>> Begin MATERIAL FOR THE TASK

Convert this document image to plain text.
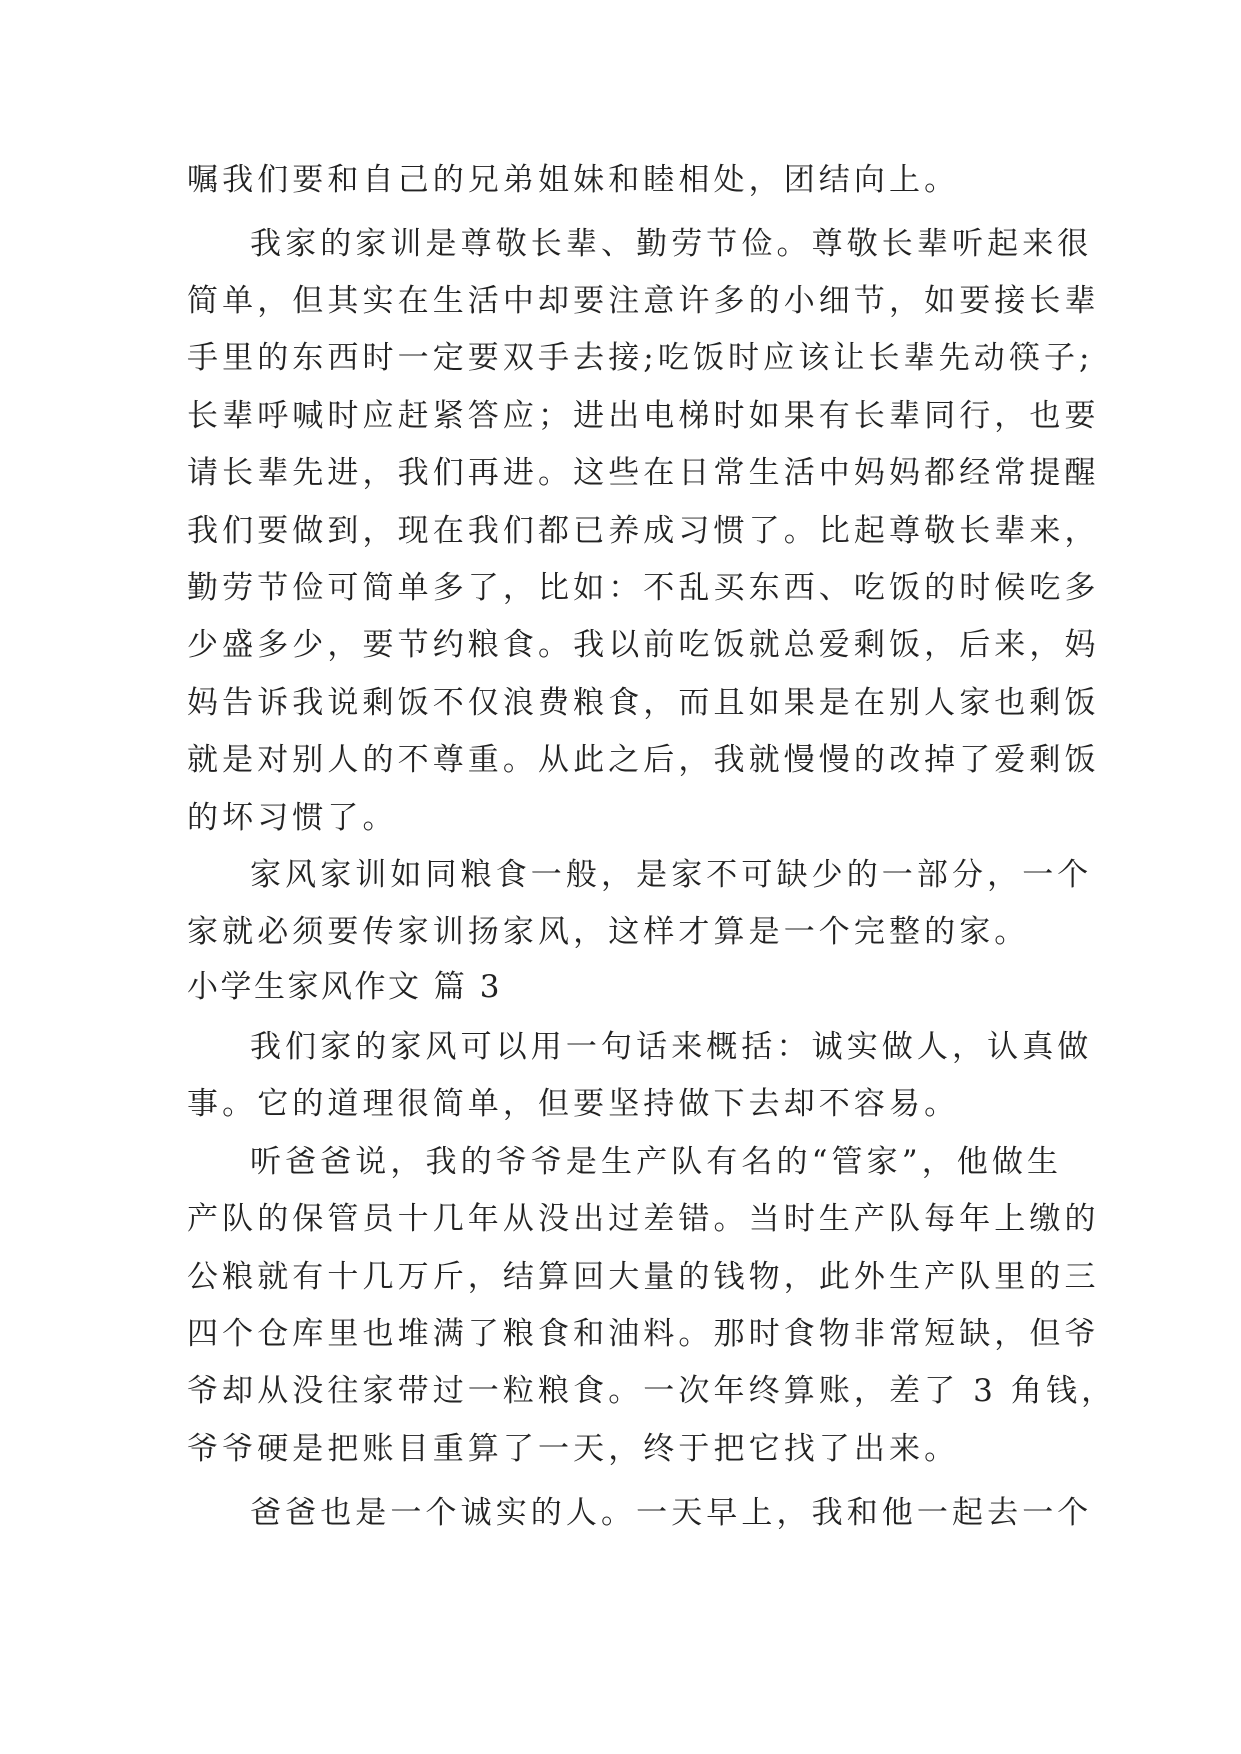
嘱我们要和自己的兄弟姐妹和睦相处，团结向上。
我家的家训是尊敬长辈、勤劳节俭。尊敬长辈听起来很
简单，但其实在生活中却要注意许多的小细节，如要接长辈
手里的东西时一定要双手去接;吃饭时应该让长辈先动筷子;
长辈呼喊时应赶紧答应；进出电梯时如果有长辈同行，也要
请长辈先进，我们再进。这些在日常生活中妈妈都经常提醒
我们要做到，现在我们都已养成习惯了。比起尊敬长辈来，
勤劳节俭可简单多了，比如：不乱买东西、吃饭的时候吃多
少盛多少，要节约粮食。我以前吃饭就总爱剩饭，后来，妈
妈告诉我说剩饭不仅浪费粮食，而且如果是在别人家也剩饭
就是对别人的不尊重。从此之后，我就慢慢的改掉了爱剩饭
的坏习惯了。
家风家训如同粮食一般，是家不可缺少的一部分，一个
家就必须要传家训扬家风，这样才算是一个完整的家。
小学生家风作文 篇 3
我们家的家风可以用一句话来概括：诚实做人，认真做
事。它的道理很简单，但要坚持做下去却不容易。
听爸爸说，我的爷爷是生产队有名的“管家”，他做生
产队的保管员十几年从没出过差错。当时生产队每年上缴的
公粮就有十几万斤，结算回大量的钱物，此外生产队里的三
四个仓库里也堆满了粮食和油料。那时食物非常短缺，但爷
爷却从没往家带过一粒粮食。一次年终算账，差了 3 角钱，
爷爷硬是把账目重算了一天，终于把它找了出来。
爸爸也是一个诚实的人。一天早上，我和他一起去一个
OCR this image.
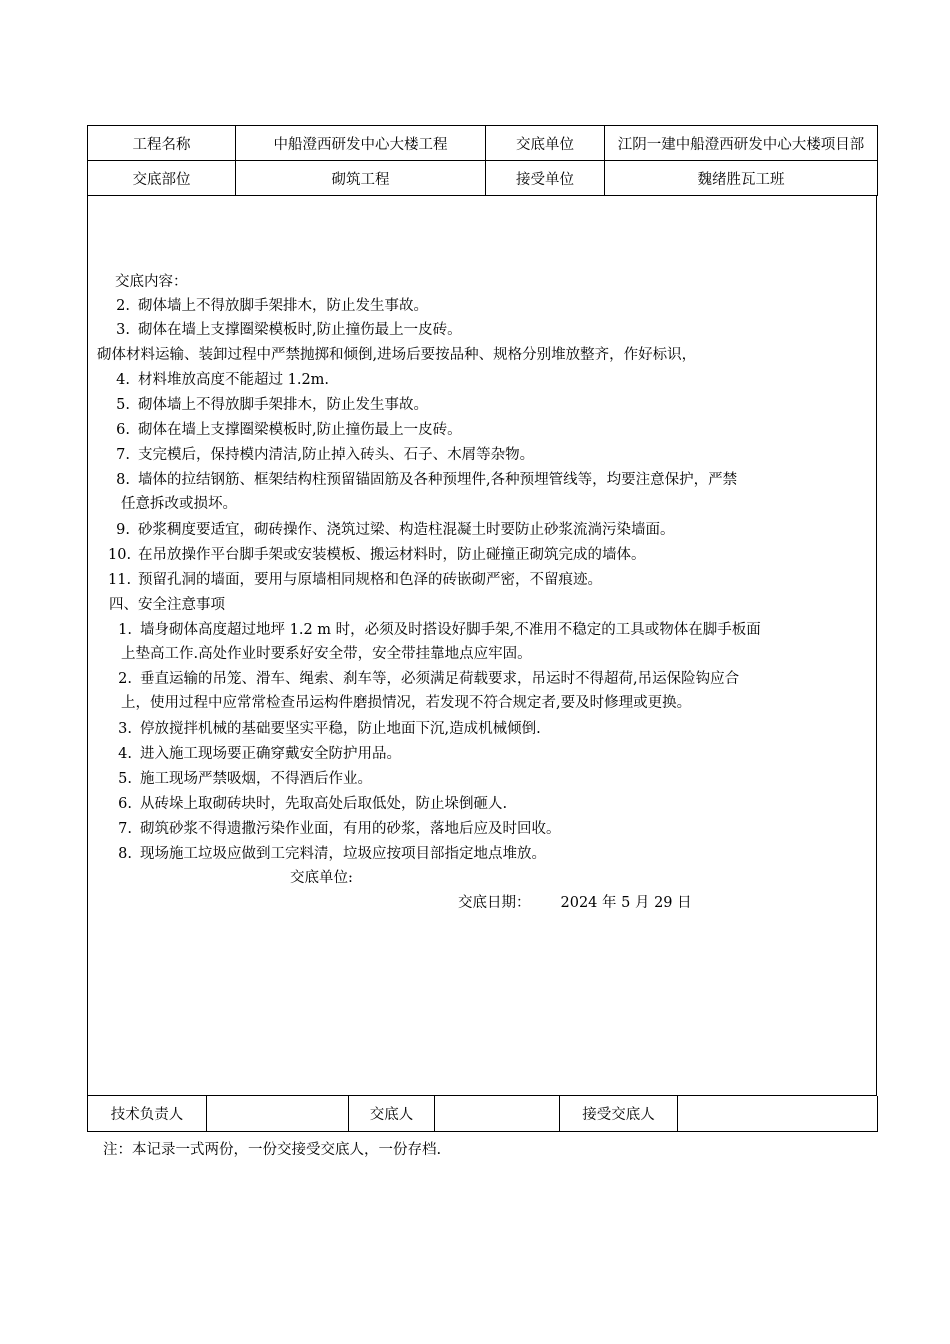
工程名称	中船澄西研发中心大楼工程	交底单位	江阴一建中船澄西研发中心大楼项目部
交底部位	砌筑工程	接受单位	魏绪胜瓦工班
交底内容：
2. 砌体墙上不得放脚手架排木，防止发生事故。
3. 砌体在墙上支撑圈梁模板时,防止撞伤最上一皮砖。
砌体材料运输、装卸过程中严禁抛掷和倾倒,进场后要按品种、规格分别堆放整齐，作好标识，
4. 材料堆放高度不能超过 1.2m.
5. 砌体墙上不得放脚手架排木，防止发生事故。
6. 砌体在墙上支撑圈梁模板时,防止撞伤最上一皮砖。
7. 支完模后，保持模内清洁,防止掉入砖头、石子、木屑等杂物。
8. 墙体的拉结钢筋、框架结构柱预留锚固筋及各种预埋件,各种预埋管线等，均要注意保护，严禁
任意拆改或损坏。
9. 砂浆稠度要适宜，砌砖操作、浇筑过梁、构造柱混凝土时要防止砂浆流淌污染墙面。
10. 在吊放操作平台脚手架或安装模板、搬运材料时，防止碰撞正砌筑完成的墙体。
11. 预留孔洞的墙面，要用与原墙相同规格和色泽的砖嵌砌严密，不留痕迹。
四、安全注意事项
1. 墙身砌体高度超过地坪 1.2 m 时，必须及时搭设好脚手架,不准用不稳定的工具或物体在脚手板面
上垫高工作.高处作业时要系好安全带，安全带挂靠地点应牢固。
2. 垂直运输的吊笼、滑车、绳索、刹车等，必须满足荷载要求，吊运时不得超荷,吊运保险钩应合
上，使用过程中应常常检查吊运构件磨损情况，若发现不符合规定者,要及时修理或更换。
3. 停放搅拌机械的基础要坚实平稳，防止地面下沉,造成机械倾倒.
4. 进入施工现场要正确穿戴安全防护用品。
5. 施工现场严禁吸烟，不得酒后作业。
6. 从砖垛上取砌砖块时，先取高处后取低处，防止垛倒砸人.
7. 砌筑砂浆不得遗撒污染作业面，有用的砂浆，落地后应及时回收。
8. 现场施工垃圾应做到工完料清，垃圾应按项目部指定地点堆放。
交底单位:
交底日期： 2024 年 5 月 29 日
技术负责人		交底人		接受交底人	
注：本记录一式两份，一份交接受交底人，一份存档.
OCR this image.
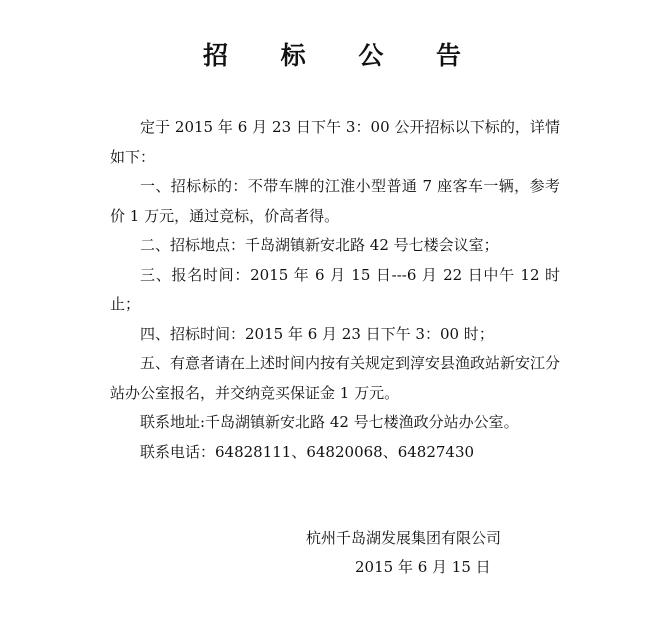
招 标 公 告

定于 2015 年 6 月 23 日下午 3：00 公开招标以下标的，详情如下：

一、招标标的：不带车牌的江淮小型普通 7 座客车一辆，参考价 1 万元，通过竞标，价高者得。

二、招标地点：千岛湖镇新安北路 42 号七楼会议室；

三、报名时间：2015 年 6 月 15 日---6 月 22 日中午 12 时止；

四、招标时间：2015 年 6 月 23 日下午 3：00 时；

五、有意者请在上述时间内按有关规定到淳安县渔政站新安江分站办公室报名，并交纳竞买保证金 1 万元。

联系地址:千岛湖镇新安北路 42 号七楼渔政分站办公室。

联系电话：64828111、64820068、64827430

杭州千岛湖发展集团有限公司
2015 年 6 月 15 日
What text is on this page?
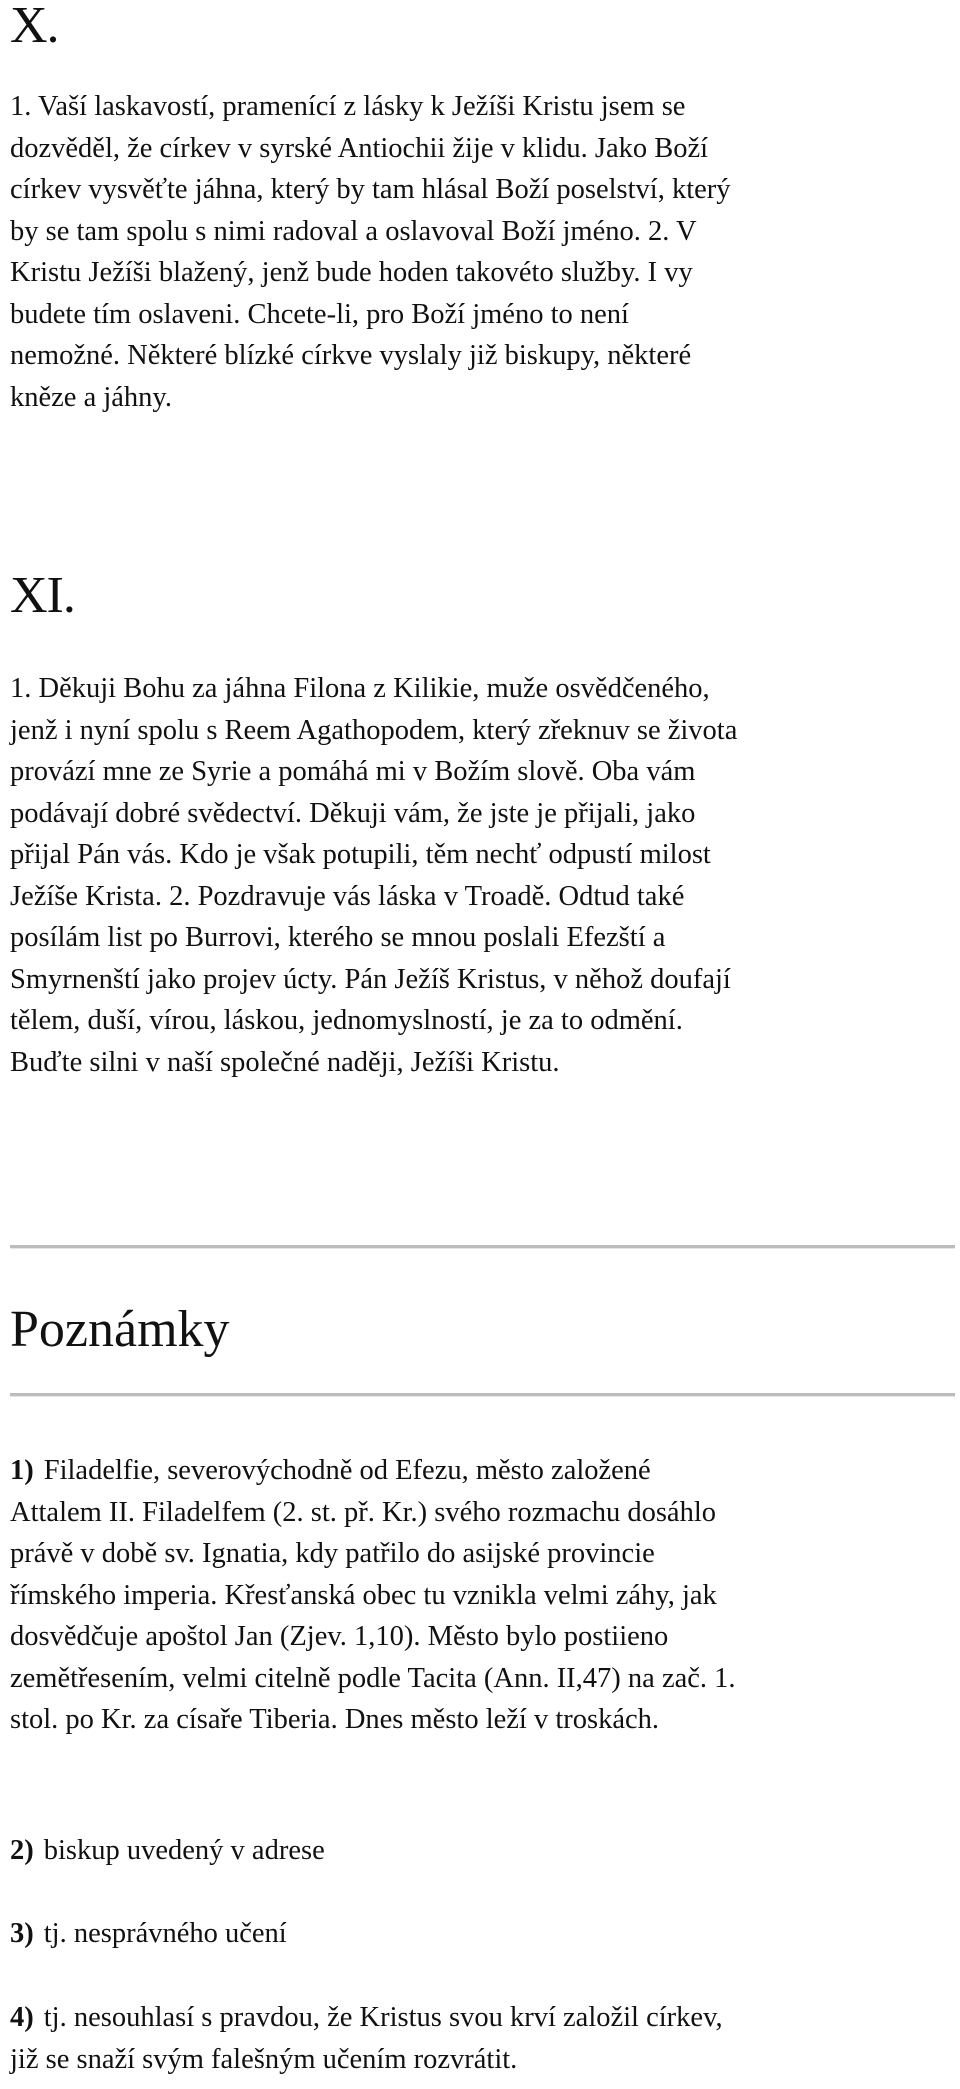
X.

1. Vaší laskavostí, pramenící z lásky k Ježíši Kristu jsem se
dozvěděl, že církev v syrské Antiochii žije v klidu. Jako Boží
církev vysvěťte jáhna, který by tam hlásal Boží poselství, který
by se tam spolu s nimi radoval a oslavoval Boží jméno. 2. V
Kristu Ježíši blažený, jenž bude hoden takovéto služby. I vy
budete tím oslaveni. Chcete-li, pro Boží jméno to není
nemožné. Některé blízké církve vyslaly již biskupy, některé
kněze a jáhny.

XI.

1. Děkuji Bohu za jáhna Filona z Kilikie, muže osvědčeného,
jenž i nyní spolu s Reem Agathopodem, který zřeknuv se života
provází mne ze Syrie a pomáhá mi v Božím slově. Oba vám
podávají dobré svědectví. Děkuji vám, že jste je přijali, jako
přijal Pán vás. Kdo je však potupili, těm nechť odpustí milost
Ježíše Krista. 2. Pozdravuje vás láska v Troadě. Odtud také
posílám list po Burrovi, kterého se mnou poslali Efezští a
Smyrnenští jako projev úcty. Pán Ježíš Kristus, v něhož doufají
tělem, duší, vírou, láskou, jednomyslností, je za to odmění.
Buďte silni v naší společné naději, Ježíši Kristu.

Poznámky

1) Filadelfie, severovýchodně od Efezu, město založené
Attalem II. Filadelfem (2. st. př. Kr.) svého rozmachu dosáhlo
právě v době sv. Ignatia, kdy patřilo do asijské provincie
římského imperia. Křesťanská obec tu vznikla velmi záhy, jak
dosvědčuje apoštol Jan (Zjev. 1,10). Město bylo postiieno
zemětřesením, velmi citelně podle Tacita (Ann. II,47) na zač. 1.
stol. po Kr. za císaře Tiberia. Dnes město leží v troskách.

2) biskup uvedený v adrese

3) tj. nesprávného učení

4) tj. nesouhlasí s pravdou, že Kristus svou krví založil církev,
již se snaží svým falešným učením rozvrátit.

>> End MATERIAL FOR THE TASK

Omit every picture while copying the listing above exactly.

Convert this document image to plain text.
嘱我们要和自己的兄弟姐妹和睦相处，团结向上。
我家的家训是尊敬长辈、勤劳节俭。尊敬长辈听起来很
简单，但其实在生活中却要注意许多的小细节，如要接长辈
手里的东西时一定要双手去接;吃饭时应该让长辈先动筷子;
长辈呼喊时应赶紧答应；进出电梯时如果有长辈同行，也要
请长辈先进，我们再进。这些在日常生活中妈妈都经常提醒
我们要做到，现在我们都已养成习惯了。比起尊敬长辈来，
勤劳节俭可简单多了，比如：不乱买东西、吃饭的时候吃多
少盛多少，要节约粮食。我以前吃饭就总爱剩饭，后来，妈
妈告诉我说剩饭不仅浪费粮食，而且如果是在别人家也剩饭
就是对别人的不尊重。从此之后，我就慢慢的改掉了爱剩饭
的坏习惯了。
家风家训如同粮食一般，是家不可缺少的一部分，一个
家就必须要传家训扬家风，这样才算是一个完整的家。
小学生家风作文 篇 3
我们家的家风可以用一句话来概括：诚实做人，认真做
事。它的道理很简单，但要坚持做下去却不容易。
听爸爸说，我的爷爷是生产队有名的“管家”，他做生
产队的保管员十几年从没出过差错。当时生产队每年上缴的
公粮就有十几万斤，结算回大量的钱物，此外生产队里的三
四个仓库里也堆满了粮食和油料。那时食物非常短缺，但爷
爷却从没往家带过一粒粮食。一次年终算账，差了 3 角钱，
爷爷硬是把账目重算了一天，终于把它找了出来。
爸爸也是一个诚实的人。一天早上，我和他一起去一个
OCR this image.
工程名称	中船澄西研发中心大楼工程	交底单位	江阴一建中船澄西研发中心大楼项目部
交底部位	砌筑工程	接受单位	魏绪胜瓦工班
交底内容：
2. 砌体墙上不得放脚手架排木，防止发生事故。
3. 砌体在墙上支撑圈梁模板时,防止撞伤最上一皮砖。
砌体材料运输、装卸过程中严禁抛掷和倾倒,进场后要按品种、规格分别堆放整齐，作好标识，
4. 材料堆放高度不能超过 1.2m.
5. 砌体墙上不得放脚手架排木，防止发生事故。
6. 砌体在墙上支撑圈梁模板时,防止撞伤最上一皮砖。
7. 支完模后，保持模内清洁,防止掉入砖头、石子、木屑等杂物。
8. 墙体的拉结钢筋、框架结构柱预留锚固筋及各种预埋件,各种预埋管线等，均要注意保护，严禁
任意拆改或损坏。
9. 砂浆稠度要适宜，砌砖操作、浇筑过梁、构造柱混凝土时要防止砂浆流淌污染墙面。
10. 在吊放操作平台脚手架或安装模板、搬运材料时，防止碰撞正砌筑完成的墙体。
11. 预留孔洞的墙面，要用与原墙相同规格和色泽的砖嵌砌严密，不留痕迹。
四、安全注意事项
1. 墙身砌体高度超过地坪 1.2 m 时，必须及时搭设好脚手架,不准用不稳定的工具或物体在脚手板面
上垫高工作.高处作业时要系好安全带，安全带挂靠地点应牢固。
2. 垂直运输的吊笼、滑车、绳索、刹车等，必须满足荷载要求，吊运时不得超荷,吊运保险钩应合
上，使用过程中应常常检查吊运构件磨损情况，若发现不符合规定者,要及时修理或更换。
3. 停放搅拌机械的基础要坚实平稳，防止地面下沉,造成机械倾倒.
4. 进入施工现场要正确穿戴安全防护用品。
5. 施工现场严禁吸烟，不得酒后作业。
6. 从砖垛上取砌砖块时，先取高处后取低处，防止垛倒砸人.
7. 砌筑砂浆不得遗撒污染作业面，有用的砂浆，落地后应及时回收。
8. 现场施工垃圾应做到工完料清，垃圾应按项目部指定地点堆放。
交底单位:
交底日期： 2024 年 5 月 29 日
技术负责人		交底人		接受交底人	
注：本记录一式两份，一份交接受交底人，一份存档.
OCR this image.
招 标 公 告

定于 2015 年 6 月 23 日下午 3：00 公开招标以下标的，详情如下：

一、招标标的：不带车牌的江淮小型普通 7 座客车一辆，参考价 1 万元，通过竞标，价高者得。

二、招标地点：千岛湖镇新安北路 42 号七楼会议室；

三、报名时间：2015 年 6 月 15 日---6 月 22 日中午 12 时止；

四、招标时间：2015 年 6 月 23 日下午 3：00 时；

五、有意者请在上述时间内按有关规定到淳安县渔政站新安江分站办公室报名，并交纳竞买保证金 1 万元。

联系地址:千岛湖镇新安北路 42 号七楼渔政分站办公室。

联系电话：64828111、64820068、64827430

杭州千岛湖发展集团有限公司
2015 年 6 月 15 日
What text is on this page?
X.

1. Vaší laskavostí, pramenící z lásky k Ježíši Kristu jsem se
dozvěděl, že církev v syrské Antiochii žije v klidu. Jako Boží
církev vysvěťte jáhna, který by tam hlásal Boží poselství, který
by se tam spolu s nimi radoval a oslavoval Boží jméno. 2. V
Kristu Ježíši blažený, jenž bude hoden takovéto služby. I vy
budete tím oslaveni. Chcete-li, pro Boží jméno to není
nemožné. Některé blízké církve vyslaly již biskupy, některé
kněze a jáhny.

XI.

1. Děkuji Bohu za jáhna Filona z Kilikie, muže osvědčeného,
jenž i nyní spolu s Reem Agathopodem, který zřeknuv se života
provází mne ze Syrie a pomáhá mi v Božím slově. Oba vám
podávají dobré svědectví. Děkuji vám, že jste je přijali, jako
přijal Pán vás. Kdo je však potupili, těm nechť odpustí milost
Ježíše Krista. 2. Pozdravuje vás láska v Troadě. Odtud také
posílám list po Burrovi, kterého se mnou poslali Efezští a
Smyrnenští jako projev úcty. Pán Ježíš Kristus, v něhož doufají
tělem, duší, vírou, láskou, jednomyslností, je za to odmění.
Buďte silni v naší společné naději, Ježíši Kristu.

Poznámky

1) Filadelfie, severovýchodně od Efezu, město založené
Attalem II. Filadelfem (2. st. př. Kr.) svého rozmachu dosáhlo
právě v době sv. Ignatia, kdy patřilo do asijské provincie
římského imperia. Křesťanská obec tu vznikla velmi záhy, jak
dosvědčuje apoštol Jan (Zjev. 1,10). Město bylo postiieno
zemětřesením, velmi citelně podle Tacita (Ann. II,47) na zač. 1.
stol. po Kr. za císaře Tiberia. Dnes město leží v troskách.

2) biskup uvedený v adrese

3) tj. nesprávného učení

4) tj. nesouhlasí s pravdou, že Kristus svou krví založil církev,
již se snaží svým falešným učením rozvrátit.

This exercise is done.